## [THE EXERCISE]
Lines containing the string "Investees" are to be collected in full.
[Begin DATA SUPPLIED]
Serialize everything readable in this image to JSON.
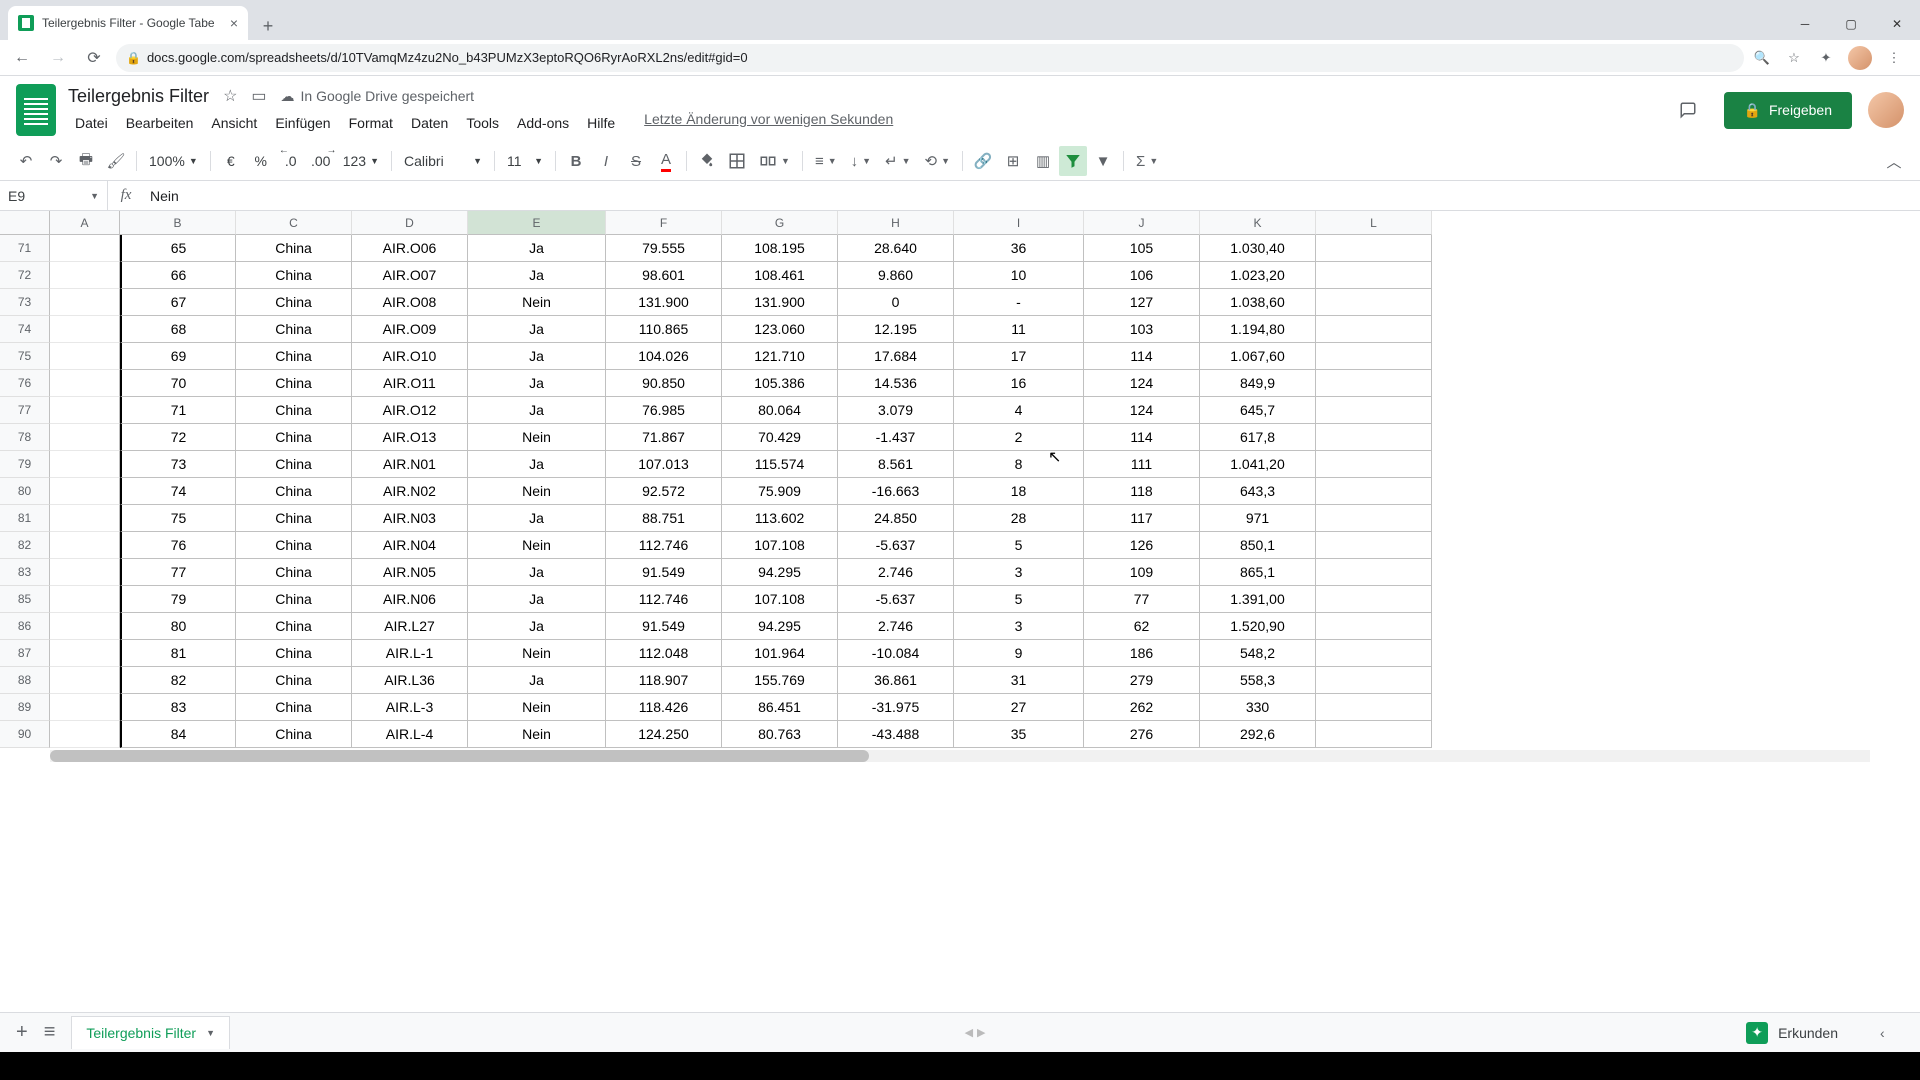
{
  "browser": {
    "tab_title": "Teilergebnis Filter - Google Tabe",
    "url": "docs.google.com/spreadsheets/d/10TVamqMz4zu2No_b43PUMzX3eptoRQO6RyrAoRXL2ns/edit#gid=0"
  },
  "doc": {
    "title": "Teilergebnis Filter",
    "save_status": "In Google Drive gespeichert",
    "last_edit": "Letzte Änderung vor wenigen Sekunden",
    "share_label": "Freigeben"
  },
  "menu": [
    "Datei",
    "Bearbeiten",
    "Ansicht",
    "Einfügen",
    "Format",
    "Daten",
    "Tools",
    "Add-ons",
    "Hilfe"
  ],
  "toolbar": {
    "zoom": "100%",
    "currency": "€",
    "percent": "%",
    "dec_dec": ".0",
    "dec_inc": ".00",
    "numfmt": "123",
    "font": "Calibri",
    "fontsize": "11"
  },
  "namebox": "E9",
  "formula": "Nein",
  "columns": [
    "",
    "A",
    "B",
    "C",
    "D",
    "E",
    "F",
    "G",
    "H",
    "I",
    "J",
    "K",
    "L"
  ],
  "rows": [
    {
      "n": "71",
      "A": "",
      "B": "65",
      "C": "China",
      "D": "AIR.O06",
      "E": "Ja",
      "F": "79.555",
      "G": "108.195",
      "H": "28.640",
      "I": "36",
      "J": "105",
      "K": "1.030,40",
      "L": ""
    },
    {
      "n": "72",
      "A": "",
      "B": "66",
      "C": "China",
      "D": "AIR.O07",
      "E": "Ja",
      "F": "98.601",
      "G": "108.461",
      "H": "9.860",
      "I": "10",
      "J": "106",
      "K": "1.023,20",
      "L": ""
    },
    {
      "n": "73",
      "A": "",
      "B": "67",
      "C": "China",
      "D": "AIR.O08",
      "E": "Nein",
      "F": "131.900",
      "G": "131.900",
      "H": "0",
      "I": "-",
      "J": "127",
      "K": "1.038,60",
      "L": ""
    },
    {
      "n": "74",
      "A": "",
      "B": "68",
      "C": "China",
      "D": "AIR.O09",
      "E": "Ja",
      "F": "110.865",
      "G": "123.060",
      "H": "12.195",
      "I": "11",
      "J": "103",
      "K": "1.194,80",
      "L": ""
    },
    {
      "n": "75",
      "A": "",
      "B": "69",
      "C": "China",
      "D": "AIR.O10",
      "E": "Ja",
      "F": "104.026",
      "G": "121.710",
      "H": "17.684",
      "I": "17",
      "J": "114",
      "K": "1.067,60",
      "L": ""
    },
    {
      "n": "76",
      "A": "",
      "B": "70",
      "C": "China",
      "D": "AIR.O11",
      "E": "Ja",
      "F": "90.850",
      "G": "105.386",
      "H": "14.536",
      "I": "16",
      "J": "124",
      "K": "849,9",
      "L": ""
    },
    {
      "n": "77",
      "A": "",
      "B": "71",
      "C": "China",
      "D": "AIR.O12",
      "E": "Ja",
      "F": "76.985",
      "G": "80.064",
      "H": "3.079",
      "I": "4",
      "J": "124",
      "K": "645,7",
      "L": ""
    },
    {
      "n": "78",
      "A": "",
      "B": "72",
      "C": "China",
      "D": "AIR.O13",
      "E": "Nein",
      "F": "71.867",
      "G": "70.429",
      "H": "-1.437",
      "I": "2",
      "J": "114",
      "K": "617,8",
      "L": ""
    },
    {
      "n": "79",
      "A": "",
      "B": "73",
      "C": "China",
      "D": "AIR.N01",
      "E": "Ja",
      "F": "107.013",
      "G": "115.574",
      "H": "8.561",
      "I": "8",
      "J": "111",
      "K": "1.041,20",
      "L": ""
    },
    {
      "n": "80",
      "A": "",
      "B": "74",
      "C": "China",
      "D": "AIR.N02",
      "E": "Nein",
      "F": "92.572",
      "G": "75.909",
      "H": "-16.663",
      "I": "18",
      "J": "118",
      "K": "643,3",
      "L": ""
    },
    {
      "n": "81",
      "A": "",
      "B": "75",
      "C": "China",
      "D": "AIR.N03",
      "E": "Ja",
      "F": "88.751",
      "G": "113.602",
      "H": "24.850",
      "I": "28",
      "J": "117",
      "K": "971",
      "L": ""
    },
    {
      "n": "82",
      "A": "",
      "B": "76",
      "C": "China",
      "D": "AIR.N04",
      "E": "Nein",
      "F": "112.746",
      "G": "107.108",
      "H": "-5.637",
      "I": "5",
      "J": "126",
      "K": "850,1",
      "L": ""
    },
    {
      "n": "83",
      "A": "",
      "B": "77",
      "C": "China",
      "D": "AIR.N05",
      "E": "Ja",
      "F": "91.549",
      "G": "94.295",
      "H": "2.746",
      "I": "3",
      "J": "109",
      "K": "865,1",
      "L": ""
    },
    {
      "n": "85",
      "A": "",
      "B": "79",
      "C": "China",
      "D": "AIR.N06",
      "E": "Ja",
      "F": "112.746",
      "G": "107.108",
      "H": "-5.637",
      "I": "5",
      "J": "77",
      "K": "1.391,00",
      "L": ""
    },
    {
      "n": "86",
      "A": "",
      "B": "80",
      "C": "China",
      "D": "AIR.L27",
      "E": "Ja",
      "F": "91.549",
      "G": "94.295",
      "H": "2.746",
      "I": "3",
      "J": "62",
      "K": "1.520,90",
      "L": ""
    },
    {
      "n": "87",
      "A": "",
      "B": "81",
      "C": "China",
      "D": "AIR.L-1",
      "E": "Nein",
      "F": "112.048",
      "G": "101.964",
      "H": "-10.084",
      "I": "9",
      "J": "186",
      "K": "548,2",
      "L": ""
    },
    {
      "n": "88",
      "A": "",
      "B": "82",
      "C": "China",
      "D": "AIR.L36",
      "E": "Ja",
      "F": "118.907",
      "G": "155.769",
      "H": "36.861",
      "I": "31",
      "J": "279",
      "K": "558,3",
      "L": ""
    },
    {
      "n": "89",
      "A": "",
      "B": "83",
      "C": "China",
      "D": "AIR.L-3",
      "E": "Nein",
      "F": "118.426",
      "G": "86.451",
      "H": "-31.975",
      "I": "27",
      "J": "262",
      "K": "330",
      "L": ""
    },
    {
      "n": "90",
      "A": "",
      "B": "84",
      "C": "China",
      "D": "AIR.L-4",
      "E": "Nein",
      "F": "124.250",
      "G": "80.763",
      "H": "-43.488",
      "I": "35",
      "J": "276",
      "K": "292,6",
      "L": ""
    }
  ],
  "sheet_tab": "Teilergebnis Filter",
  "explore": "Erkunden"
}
[End DATA SUPPLIED]
[Begin DATA SUPPLIED]
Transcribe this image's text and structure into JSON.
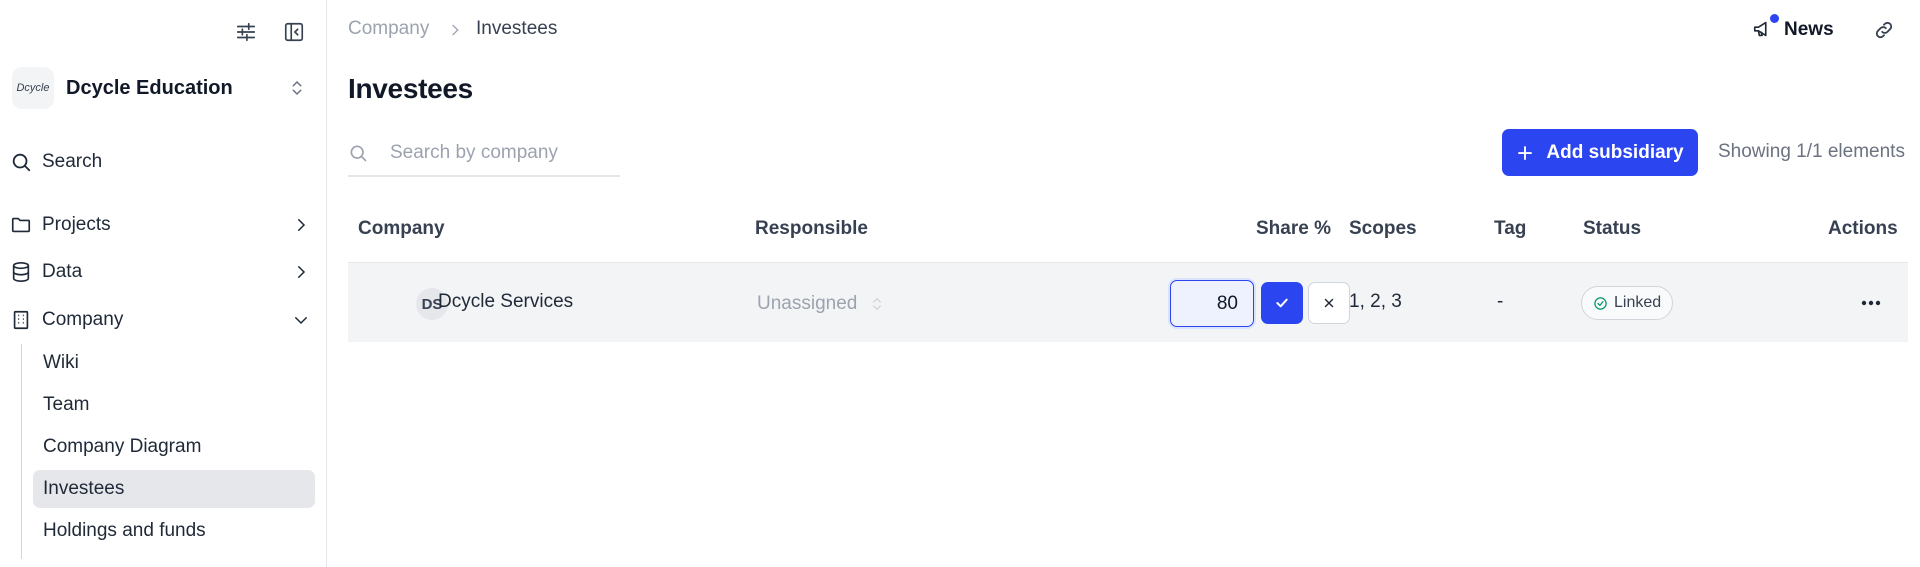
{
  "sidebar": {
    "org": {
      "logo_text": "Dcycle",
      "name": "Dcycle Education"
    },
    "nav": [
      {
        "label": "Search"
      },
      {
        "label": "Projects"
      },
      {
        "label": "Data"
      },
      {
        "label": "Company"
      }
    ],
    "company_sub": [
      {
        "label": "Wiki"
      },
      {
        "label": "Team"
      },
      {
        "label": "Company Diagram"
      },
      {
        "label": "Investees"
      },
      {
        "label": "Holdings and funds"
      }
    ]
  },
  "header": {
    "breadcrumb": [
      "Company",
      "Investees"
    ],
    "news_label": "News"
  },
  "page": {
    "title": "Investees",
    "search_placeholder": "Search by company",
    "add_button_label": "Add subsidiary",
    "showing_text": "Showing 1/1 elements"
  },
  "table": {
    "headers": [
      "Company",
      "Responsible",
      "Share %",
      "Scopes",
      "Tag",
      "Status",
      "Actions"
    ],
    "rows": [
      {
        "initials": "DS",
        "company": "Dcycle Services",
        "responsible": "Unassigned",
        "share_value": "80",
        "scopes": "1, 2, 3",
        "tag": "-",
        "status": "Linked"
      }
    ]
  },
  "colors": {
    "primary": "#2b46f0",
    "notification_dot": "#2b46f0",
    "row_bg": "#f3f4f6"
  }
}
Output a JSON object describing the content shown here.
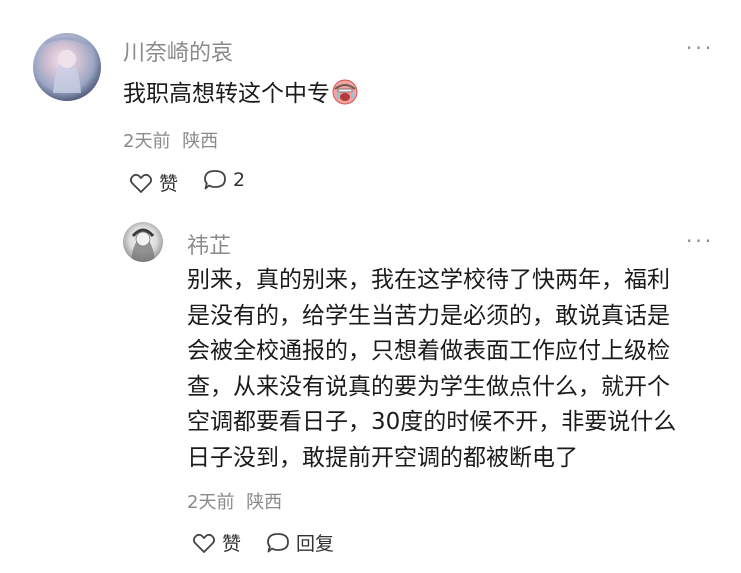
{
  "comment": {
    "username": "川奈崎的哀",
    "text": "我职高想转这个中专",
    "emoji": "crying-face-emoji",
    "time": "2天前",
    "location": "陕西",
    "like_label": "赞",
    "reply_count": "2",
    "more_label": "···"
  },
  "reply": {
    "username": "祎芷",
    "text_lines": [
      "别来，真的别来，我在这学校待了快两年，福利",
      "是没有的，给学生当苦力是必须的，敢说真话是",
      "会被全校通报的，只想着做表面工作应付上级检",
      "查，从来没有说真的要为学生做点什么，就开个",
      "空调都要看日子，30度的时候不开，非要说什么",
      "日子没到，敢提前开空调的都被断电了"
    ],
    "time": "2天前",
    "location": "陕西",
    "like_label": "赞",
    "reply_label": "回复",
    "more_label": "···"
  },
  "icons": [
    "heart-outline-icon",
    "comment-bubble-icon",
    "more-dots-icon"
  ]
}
[End DATA SUPPLIED]
[Begin DATA SUPPLIED]
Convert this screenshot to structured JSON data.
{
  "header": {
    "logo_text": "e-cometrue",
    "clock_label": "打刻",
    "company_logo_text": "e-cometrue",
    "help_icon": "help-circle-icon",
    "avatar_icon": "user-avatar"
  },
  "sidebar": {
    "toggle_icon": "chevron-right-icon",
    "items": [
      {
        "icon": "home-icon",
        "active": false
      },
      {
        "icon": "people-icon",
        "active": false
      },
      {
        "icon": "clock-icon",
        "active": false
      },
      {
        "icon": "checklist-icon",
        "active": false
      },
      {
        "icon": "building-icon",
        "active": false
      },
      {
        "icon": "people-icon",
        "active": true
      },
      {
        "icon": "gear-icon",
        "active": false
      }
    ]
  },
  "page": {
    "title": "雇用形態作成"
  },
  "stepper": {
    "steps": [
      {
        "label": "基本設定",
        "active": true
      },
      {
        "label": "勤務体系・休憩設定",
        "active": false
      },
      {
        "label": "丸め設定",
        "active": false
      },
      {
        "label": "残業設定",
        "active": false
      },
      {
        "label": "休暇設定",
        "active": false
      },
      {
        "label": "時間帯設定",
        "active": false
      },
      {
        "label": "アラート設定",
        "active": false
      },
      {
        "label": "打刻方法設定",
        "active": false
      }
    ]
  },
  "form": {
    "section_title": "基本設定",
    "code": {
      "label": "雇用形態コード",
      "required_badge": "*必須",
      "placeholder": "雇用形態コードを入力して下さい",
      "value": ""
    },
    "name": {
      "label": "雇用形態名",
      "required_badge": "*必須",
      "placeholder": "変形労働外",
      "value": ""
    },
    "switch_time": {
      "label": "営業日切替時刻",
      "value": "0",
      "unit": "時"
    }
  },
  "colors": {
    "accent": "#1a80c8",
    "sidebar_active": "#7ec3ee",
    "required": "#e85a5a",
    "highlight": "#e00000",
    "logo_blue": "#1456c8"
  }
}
[End DATA SUPPLIED]
## [FINAL RESULT]
        "label": "Investees"
      "Investees"
    "title": "Investees",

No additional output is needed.